Leave out the pictures and repeat the rest of the material exactly.

--- START ---

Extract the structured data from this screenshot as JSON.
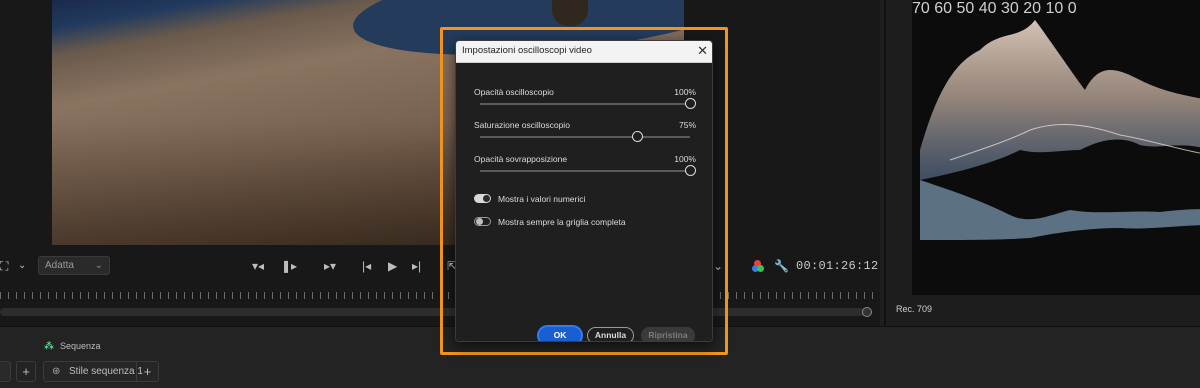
{
  "dialog": {
    "title": "Impostazioni oscilloscopi video",
    "close_glyph": "✕",
    "sliders": [
      {
        "label": "Opacità oscilloscopio",
        "value": "100%",
        "level": 1.0
      },
      {
        "label": "Saturazione oscilloscopio",
        "value": "75%",
        "level": 0.75
      },
      {
        "label": "Opacità sovrapposizione",
        "value": "100%",
        "level": 1.0
      }
    ],
    "toggles": [
      {
        "label": "Mostra i valori numerici",
        "on": true
      },
      {
        "label": "Mostra sempre la griglia completa",
        "on": false
      }
    ],
    "buttons": {
      "ok": "OK",
      "cancel": "Annulla",
      "reset": "Ripristina"
    }
  },
  "program_monitor": {
    "fit_select": "Adatta",
    "timecode": "00:01:26:12"
  },
  "scope": {
    "ticks": [
      "70",
      "60",
      "50",
      "40",
      "30",
      "20",
      "10",
      "0"
    ],
    "colorspace": "Rec. 709"
  },
  "sequence": {
    "header": "Sequenza",
    "style_tab": "Stile sequenza 1",
    "add_glyph": "+"
  },
  "colors": {
    "highlight": "#f2951e",
    "primary_button": "#1a5fd0"
  }
}
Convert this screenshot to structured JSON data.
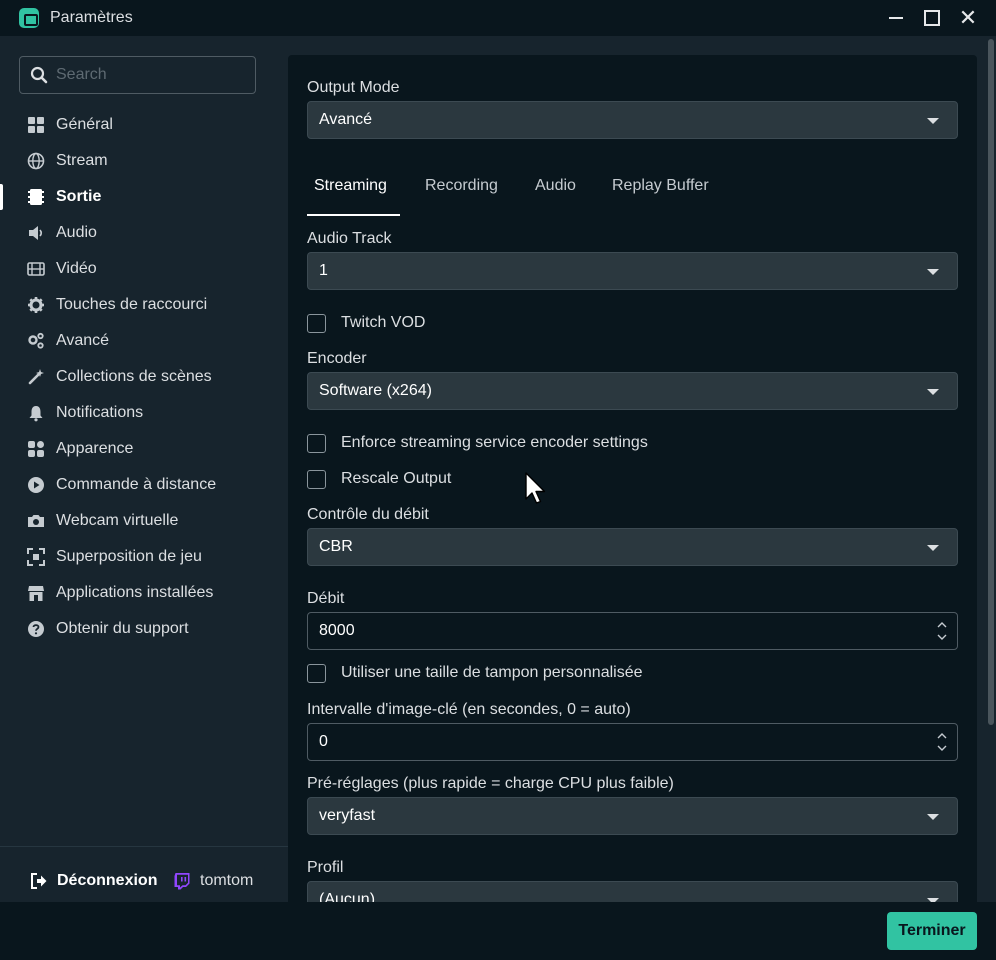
{
  "window": {
    "title": "Paramètres",
    "close_glyph": "✕"
  },
  "colors": {
    "accent": "#31c3a2",
    "panel_bg": "#09161d",
    "sidebar_bg": "#17242d",
    "field_bg": "#2b383f"
  },
  "sidebar": {
    "search_placeholder": "Search",
    "items": [
      {
        "label": "Général",
        "icon": "dashboard-grid-icon",
        "active": false
      },
      {
        "label": "Stream",
        "icon": "globe-icon",
        "active": false
      },
      {
        "label": "Sortie",
        "icon": "film-strip-icon",
        "active": true
      },
      {
        "label": "Audio",
        "icon": "speaker-icon",
        "active": false
      },
      {
        "label": "Vidéo",
        "icon": "video-film-icon",
        "active": false
      },
      {
        "label": "Touches de raccourci",
        "icon": "gear-icon",
        "active": false
      },
      {
        "label": "Avancé",
        "icon": "gears-icon",
        "active": false
      },
      {
        "label": "Collections de scènes",
        "icon": "wand-icon",
        "active": false
      },
      {
        "label": "Notifications",
        "icon": "bell-icon",
        "active": false
      },
      {
        "label": "Apparence",
        "icon": "widgets-icon",
        "active": false
      },
      {
        "label": "Commande à distance",
        "icon": "play-circle-icon",
        "active": false
      },
      {
        "label": "Webcam virtuelle",
        "icon": "camera-icon",
        "active": false
      },
      {
        "label": "Superposition de jeu",
        "icon": "expand-icon",
        "active": false
      },
      {
        "label": "Applications installées",
        "icon": "store-icon",
        "active": false
      },
      {
        "label": "Obtenir du support",
        "icon": "question-circle-icon",
        "active": false
      }
    ],
    "logout_label": "Déconnexion",
    "username": "tomtom"
  },
  "main": {
    "output_mode_label": "Output Mode",
    "output_mode_value": "Avancé",
    "tabs": [
      {
        "label": "Streaming",
        "active": true
      },
      {
        "label": "Recording",
        "active": false
      },
      {
        "label": "Audio",
        "active": false
      },
      {
        "label": "Replay Buffer",
        "active": false
      }
    ],
    "audio_track_label": "Audio Track",
    "audio_track_value": "1",
    "twitch_vod_label": "Twitch VOD",
    "encoder_label": "Encoder",
    "encoder_value": "Software (x264)",
    "enforce_label": "Enforce streaming service encoder settings",
    "rescale_label": "Rescale Output",
    "rate_control_label": "Contrôle du débit",
    "rate_control_value": "CBR",
    "bitrate_label": "Débit",
    "bitrate_value": "8000",
    "buffer_label": "Utiliser une taille de tampon personnalisée",
    "keyframe_label": "Intervalle d'image-clé (en secondes, 0 = auto)",
    "keyframe_value": "0",
    "preset_label": "Pré-réglages (plus rapide = charge CPU plus faible)",
    "preset_value": "veryfast",
    "profile_label": "Profil",
    "profile_value": "(Aucun)"
  },
  "footer": {
    "done_label": "Terminer"
  }
}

--- END ---

- _Expected output_:
Extract the structured data from this screenshot as JSON.
{
  "dialog": {
    "title": "Impostazioni oscilloscopi video",
    "close_glyph": "✕",
    "sliders": [
      {
        "label": "Opacità oscilloscopio",
        "value": "100%",
        "level": 1.0
      },
      {
        "label": "Saturazione oscilloscopio",
        "value": "75%",
        "level": 0.75
      },
      {
        "label": "Opacità sovrapposizione",
        "value": "100%",
        "level": 1.0
      }
    ],
    "toggles": [
      {
        "label": "Mostra i valori numerici",
        "on": true
      },
      {
        "label": "Mostra sempre la griglia completa",
        "on": false
      }
    ],
    "buttons": {
      "ok": "OK",
      "cancel": "Annulla",
      "reset": "Ripristina"
    }
  },
  "program_monitor": {
    "fit_select": "Adatta",
    "timecode": "00:01:26:12"
  },
  "scope": {
    "ticks": [
      "70",
      "60",
      "50",
      "40",
      "30",
      "20",
      "10",
      "0"
    ],
    "colorspace": "Rec. 709"
  },
  "sequence": {
    "header": "Sequenza",
    "style_tab": "Stile sequenza 1",
    "add_glyph": "+"
  },
  "colors": {
    "highlight": "#f2951e",
    "primary_button": "#1a5fd0"
  }
}
Convert this screenshot to structured JSON data.
{
  "window": {
    "title": "Paramètres",
    "close_glyph": "✕"
  },
  "colors": {
    "accent": "#31c3a2",
    "panel_bg": "#09161d",
    "sidebar_bg": "#17242d",
    "field_bg": "#2b383f"
  },
  "sidebar": {
    "search_placeholder": "Search",
    "items": [
      {
        "label": "Général",
        "icon": "dashboard-grid-icon",
        "active": false
      },
      {
        "label": "Stream",
        "icon": "globe-icon",
        "active": false
      },
      {
        "label": "Sortie",
        "icon": "film-strip-icon",
        "active": true
      },
      {
        "label": "Audio",
        "icon": "speaker-icon",
        "active": false
      },
      {
        "label": "Vidéo",
        "icon": "video-film-icon",
        "active": false
      },
      {
        "label": "Touches de raccourci",
        "icon": "gear-icon",
        "active": false
      },
      {
        "label": "Avancé",
        "icon": "gears-icon",
        "active": false
      },
      {
        "label": "Collections de scènes",
        "icon": "wand-icon",
        "active": false
      },
      {
        "label": "Notifications",
        "icon": "bell-icon",
        "active": false
      },
      {
        "label": "Apparence",
        "icon": "widgets-icon",
        "active": false
      },
      {
        "label": "Commande à distance",
        "icon": "play-circle-icon",
        "active": false
      },
      {
        "label": "Webcam virtuelle",
        "icon": "camera-icon",
        "active": false
      },
      {
        "label": "Superposition de jeu",
        "icon": "expand-icon",
        "active": false
      },
      {
        "label": "Applications installées",
        "icon": "store-icon",
        "active": false
      },
      {
        "label": "Obtenir du support",
        "icon": "question-circle-icon",
        "active": false
      }
    ],
    "logout_label": "Déconnexion",
    "username": "tomtom"
  },
  "main": {
    "output_mode_label": "Output Mode",
    "output_mode_value": "Avancé",
    "tabs": [
      {
        "label": "Streaming",
        "active": true
      },
      {
        "label": "Recording",
        "active": false
      },
      {
        "label": "Audio",
        "active": false
      },
      {
        "label": "Replay Buffer",
        "active": false
      }
    ],
    "audio_track_label": "Audio Track",
    "audio_track_value": "1",
    "twitch_vod_label": "Twitch VOD",
    "encoder_label": "Encoder",
    "encoder_value": "Software (x264)",
    "enforce_label": "Enforce streaming service encoder settings",
    "rescale_label": "Rescale Output",
    "rate_control_label": "Contrôle du débit",
    "rate_control_value": "CBR",
    "bitrate_label": "Débit",
    "bitrate_value": "8000",
    "buffer_label": "Utiliser une taille de tampon personnalisée",
    "keyframe_label": "Intervalle d'image-clé (en secondes, 0 = auto)",
    "keyframe_value": "0",
    "preset_label": "Pré-réglages (plus rapide = charge CPU plus faible)",
    "preset_value": "veryfast",
    "profile_label": "Profil",
    "profile_value": "(Aucun)"
  },
  "footer": {
    "done_label": "Terminer"
  }
}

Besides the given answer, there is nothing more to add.